### WORK TO COMPLETE
Answer with a single number: how many lines in the listing below include "name"?

### EXTRACTED RECORDS
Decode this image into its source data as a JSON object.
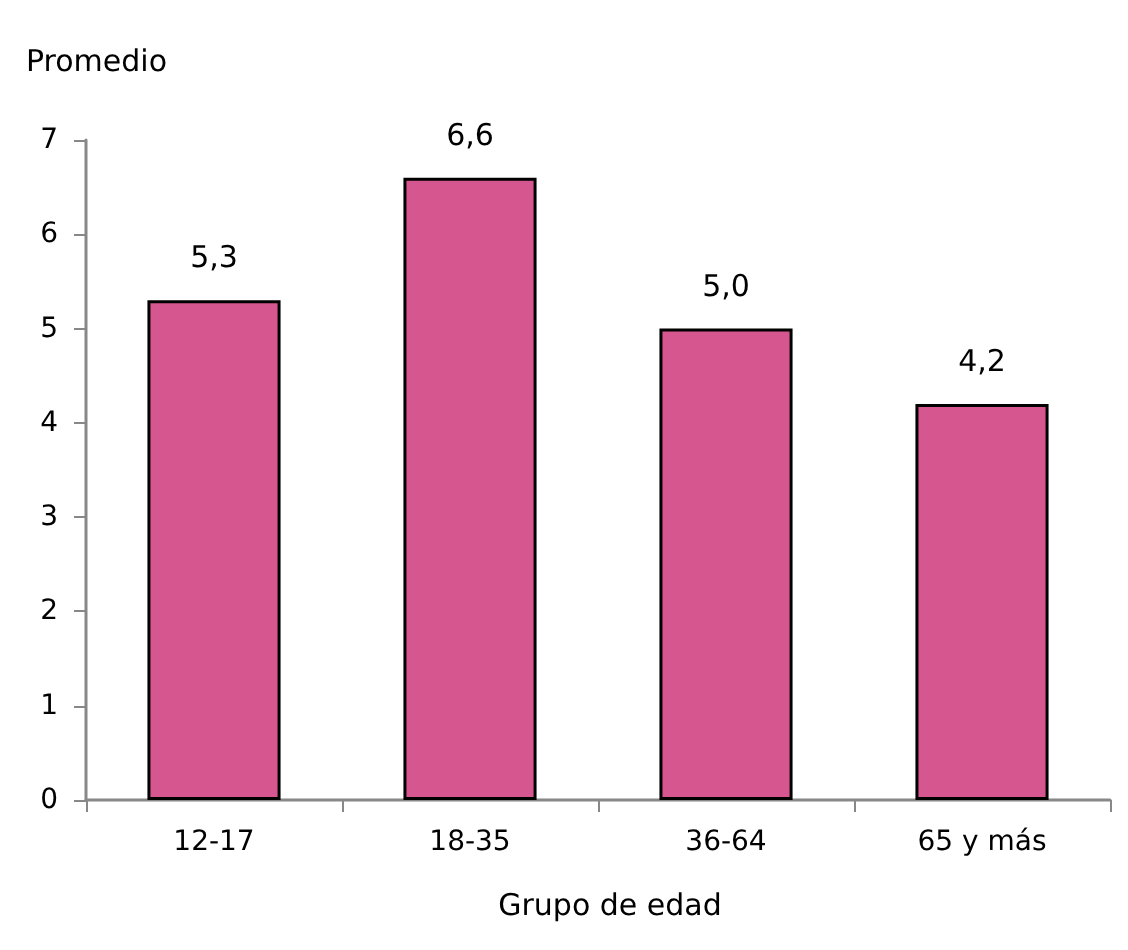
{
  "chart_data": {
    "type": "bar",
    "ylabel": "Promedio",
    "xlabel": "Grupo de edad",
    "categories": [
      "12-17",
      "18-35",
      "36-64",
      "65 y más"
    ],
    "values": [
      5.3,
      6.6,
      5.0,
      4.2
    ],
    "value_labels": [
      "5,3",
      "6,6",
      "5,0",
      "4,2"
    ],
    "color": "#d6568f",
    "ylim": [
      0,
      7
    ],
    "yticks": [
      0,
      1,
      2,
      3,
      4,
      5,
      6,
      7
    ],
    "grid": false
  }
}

...

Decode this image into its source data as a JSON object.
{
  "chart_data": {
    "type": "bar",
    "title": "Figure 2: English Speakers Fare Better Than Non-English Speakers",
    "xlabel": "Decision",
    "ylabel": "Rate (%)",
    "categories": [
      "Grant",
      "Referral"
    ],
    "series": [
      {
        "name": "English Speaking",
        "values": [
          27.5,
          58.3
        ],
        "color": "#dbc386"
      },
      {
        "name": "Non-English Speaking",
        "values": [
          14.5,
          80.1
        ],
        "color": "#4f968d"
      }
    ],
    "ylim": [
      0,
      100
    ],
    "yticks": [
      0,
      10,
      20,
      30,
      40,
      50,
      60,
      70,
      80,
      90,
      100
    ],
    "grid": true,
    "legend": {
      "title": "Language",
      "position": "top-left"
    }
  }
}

### FINISHED TASK
2